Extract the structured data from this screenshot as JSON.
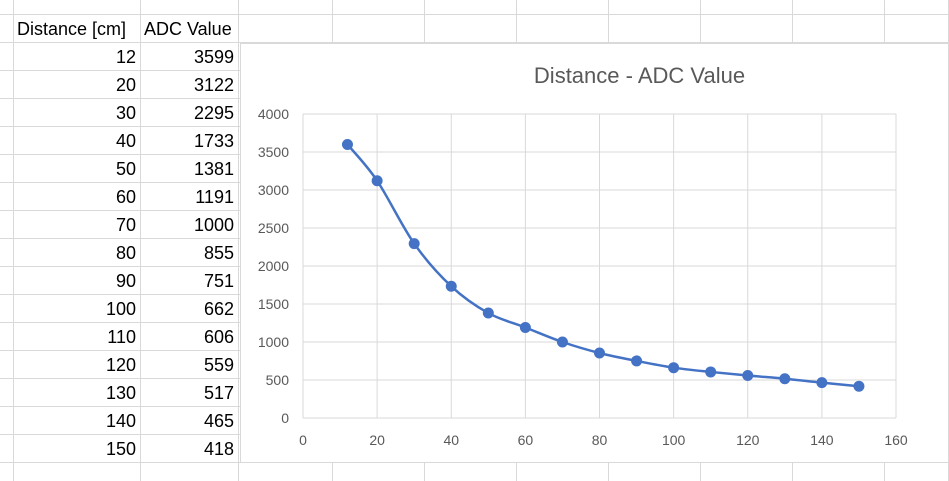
{
  "table": {
    "headers": [
      "Distance [cm]",
      "ADC Value"
    ],
    "rows": [
      [
        "12",
        "3599"
      ],
      [
        "20",
        "3122"
      ],
      [
        "30",
        "2295"
      ],
      [
        "40",
        "1733"
      ],
      [
        "50",
        "1381"
      ],
      [
        "60",
        "1191"
      ],
      [
        "70",
        "1000"
      ],
      [
        "80",
        "855"
      ],
      [
        "90",
        "751"
      ],
      [
        "100",
        "662"
      ],
      [
        "110",
        "606"
      ],
      [
        "120",
        "559"
      ],
      [
        "130",
        "517"
      ],
      [
        "140",
        "465"
      ],
      [
        "150",
        "418"
      ]
    ]
  },
  "chart_data": {
    "type": "scatter",
    "title": "Distance - ADC Value",
    "xlabel": "",
    "ylabel": "",
    "xlim": [
      0,
      160
    ],
    "ylim": [
      0,
      4000
    ],
    "xticks": [
      0,
      20,
      40,
      60,
      80,
      100,
      120,
      140,
      160
    ],
    "yticks": [
      0,
      500,
      1000,
      1500,
      2000,
      2500,
      3000,
      3500,
      4000
    ],
    "grid": true,
    "smooth_line": true,
    "series_color": "#4472c4",
    "series": [
      {
        "x": [
          12,
          20,
          30,
          40,
          50,
          60,
          70,
          80,
          90,
          100,
          110,
          120,
          130,
          140,
          150
        ],
        "y": [
          3599,
          3122,
          2295,
          1733,
          1381,
          1191,
          1000,
          855,
          751,
          662,
          606,
          559,
          517,
          465,
          418
        ]
      }
    ]
  }
}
════
**WRITTEN TASK:**
Copy each line of the records precisely and drop any images they hold.

**RESPONSE FOR THIS EXERCISE:**
Extract the structured data from this screenshot as JSON.
{
  "table": {
    "headers": [
      "Distance [cm]",
      "ADC Value"
    ],
    "rows": [
      [
        "12",
        "3599"
      ],
      [
        "20",
        "3122"
      ],
      [
        "30",
        "2295"
      ],
      [
        "40",
        "1733"
      ],
      [
        "50",
        "1381"
      ],
      [
        "60",
        "1191"
      ],
      [
        "70",
        "1000"
      ],
      [
        "80",
        "855"
      ],
      [
        "90",
        "751"
      ],
      [
        "100",
        "662"
      ],
      [
        "110",
        "606"
      ],
      [
        "120",
        "559"
      ],
      [
        "130",
        "517"
      ],
      [
        "140",
        "465"
      ],
      [
        "150",
        "418"
      ]
    ]
  },
  "chart_data": {
    "type": "scatter",
    "title": "Distance - ADC Value",
    "xlabel": "",
    "ylabel": "",
    "xlim": [
      0,
      160
    ],
    "ylim": [
      0,
      4000
    ],
    "xticks": [
      0,
      20,
      40,
      60,
      80,
      100,
      120,
      140,
      160
    ],
    "yticks": [
      0,
      500,
      1000,
      1500,
      2000,
      2500,
      3000,
      3500,
      4000
    ],
    "grid": true,
    "smooth_line": true,
    "series_color": "#4472c4",
    "series": [
      {
        "x": [
          12,
          20,
          30,
          40,
          50,
          60,
          70,
          80,
          90,
          100,
          110,
          120,
          130,
          140,
          150
        ],
        "y": [
          3599,
          3122,
          2295,
          1733,
          1381,
          1191,
          1000,
          855,
          751,
          662,
          606,
          559,
          517,
          465,
          418
        ]
      }
    ]
  }
}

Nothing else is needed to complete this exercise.